The data
----------
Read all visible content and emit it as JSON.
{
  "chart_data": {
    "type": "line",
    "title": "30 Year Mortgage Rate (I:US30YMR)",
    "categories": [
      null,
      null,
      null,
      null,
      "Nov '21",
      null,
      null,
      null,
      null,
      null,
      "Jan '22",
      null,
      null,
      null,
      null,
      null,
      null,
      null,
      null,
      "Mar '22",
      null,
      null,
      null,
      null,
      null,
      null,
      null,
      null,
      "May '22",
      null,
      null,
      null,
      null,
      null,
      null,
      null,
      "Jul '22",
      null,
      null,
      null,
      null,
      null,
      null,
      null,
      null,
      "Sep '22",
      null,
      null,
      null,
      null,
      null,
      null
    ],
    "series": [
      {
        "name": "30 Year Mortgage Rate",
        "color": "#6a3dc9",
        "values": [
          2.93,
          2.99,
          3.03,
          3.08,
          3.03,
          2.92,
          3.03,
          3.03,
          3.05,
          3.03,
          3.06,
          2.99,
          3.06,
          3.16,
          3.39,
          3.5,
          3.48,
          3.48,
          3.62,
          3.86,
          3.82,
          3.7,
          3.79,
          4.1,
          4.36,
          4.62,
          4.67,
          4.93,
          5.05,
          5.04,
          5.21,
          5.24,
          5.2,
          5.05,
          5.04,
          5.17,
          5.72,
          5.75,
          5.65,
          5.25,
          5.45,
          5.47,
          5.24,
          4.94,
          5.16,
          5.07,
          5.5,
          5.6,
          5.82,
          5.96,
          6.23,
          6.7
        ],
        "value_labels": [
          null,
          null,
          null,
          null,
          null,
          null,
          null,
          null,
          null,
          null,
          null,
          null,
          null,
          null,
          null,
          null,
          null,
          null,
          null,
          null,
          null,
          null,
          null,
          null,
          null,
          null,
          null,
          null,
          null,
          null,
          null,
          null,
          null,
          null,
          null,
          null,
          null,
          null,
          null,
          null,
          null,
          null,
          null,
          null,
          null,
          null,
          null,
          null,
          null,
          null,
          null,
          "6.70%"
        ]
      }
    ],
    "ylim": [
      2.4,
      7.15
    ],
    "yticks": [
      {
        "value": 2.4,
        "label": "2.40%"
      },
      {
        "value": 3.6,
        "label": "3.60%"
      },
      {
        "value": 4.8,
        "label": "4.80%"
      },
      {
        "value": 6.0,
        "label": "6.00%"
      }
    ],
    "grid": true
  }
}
----------
Task
Collect each line above holding the string "Mortgage".

Complete response
    "title": "30 Year Mortgage Rate (I:US30YMR)",
        "name": "30 Year Mortgage Rate",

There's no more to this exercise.